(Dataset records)
+---+
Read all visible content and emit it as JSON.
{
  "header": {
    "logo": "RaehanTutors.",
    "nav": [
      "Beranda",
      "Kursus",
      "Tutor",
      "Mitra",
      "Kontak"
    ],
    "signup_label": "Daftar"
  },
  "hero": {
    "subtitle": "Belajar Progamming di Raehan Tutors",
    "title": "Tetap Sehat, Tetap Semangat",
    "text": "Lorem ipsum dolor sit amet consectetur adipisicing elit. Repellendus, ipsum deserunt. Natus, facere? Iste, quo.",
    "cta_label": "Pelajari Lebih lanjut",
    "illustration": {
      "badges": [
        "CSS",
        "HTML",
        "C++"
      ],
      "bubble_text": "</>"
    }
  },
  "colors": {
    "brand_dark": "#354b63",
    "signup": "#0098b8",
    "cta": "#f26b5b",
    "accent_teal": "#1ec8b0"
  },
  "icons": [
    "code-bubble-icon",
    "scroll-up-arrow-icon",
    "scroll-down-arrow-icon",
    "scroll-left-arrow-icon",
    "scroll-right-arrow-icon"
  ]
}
+---+
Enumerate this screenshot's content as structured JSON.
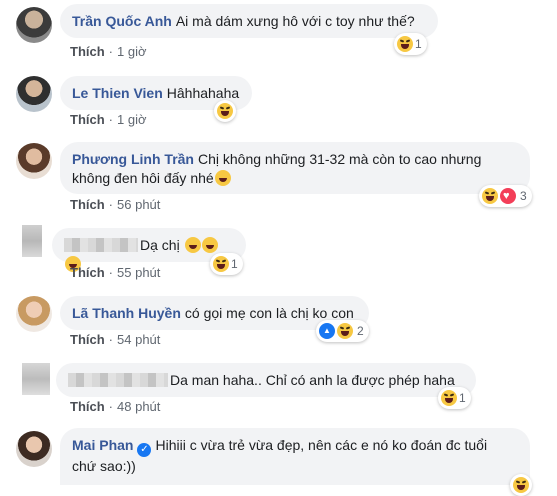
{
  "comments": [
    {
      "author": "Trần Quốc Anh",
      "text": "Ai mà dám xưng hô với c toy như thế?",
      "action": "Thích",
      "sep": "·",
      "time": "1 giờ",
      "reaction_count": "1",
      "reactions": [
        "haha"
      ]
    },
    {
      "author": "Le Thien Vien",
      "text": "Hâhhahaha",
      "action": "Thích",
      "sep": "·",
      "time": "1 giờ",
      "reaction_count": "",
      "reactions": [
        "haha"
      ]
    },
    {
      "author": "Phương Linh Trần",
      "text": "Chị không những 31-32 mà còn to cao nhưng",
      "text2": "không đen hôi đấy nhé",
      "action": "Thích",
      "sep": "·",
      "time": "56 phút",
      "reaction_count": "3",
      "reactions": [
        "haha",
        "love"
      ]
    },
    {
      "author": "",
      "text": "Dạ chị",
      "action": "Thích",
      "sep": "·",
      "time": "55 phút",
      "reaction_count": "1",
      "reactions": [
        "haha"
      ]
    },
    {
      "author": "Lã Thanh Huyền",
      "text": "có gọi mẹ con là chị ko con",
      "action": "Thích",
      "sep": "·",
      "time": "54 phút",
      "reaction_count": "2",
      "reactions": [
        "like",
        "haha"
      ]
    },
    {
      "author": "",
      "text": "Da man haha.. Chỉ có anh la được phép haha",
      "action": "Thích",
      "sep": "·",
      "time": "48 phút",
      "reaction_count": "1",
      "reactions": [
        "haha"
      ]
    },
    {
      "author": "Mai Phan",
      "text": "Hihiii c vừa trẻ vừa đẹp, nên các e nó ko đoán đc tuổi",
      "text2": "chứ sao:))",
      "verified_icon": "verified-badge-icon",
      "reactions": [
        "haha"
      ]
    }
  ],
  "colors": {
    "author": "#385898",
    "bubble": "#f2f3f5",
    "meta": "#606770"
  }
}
+---+
[Goal of the exercise]
Gather each line in the entries above where the string "phút" is found.

[Response for this exercise]
      "time": "56 phút",
      "time": "55 phút",
      "time": "54 phút",
      "time": "48 phút",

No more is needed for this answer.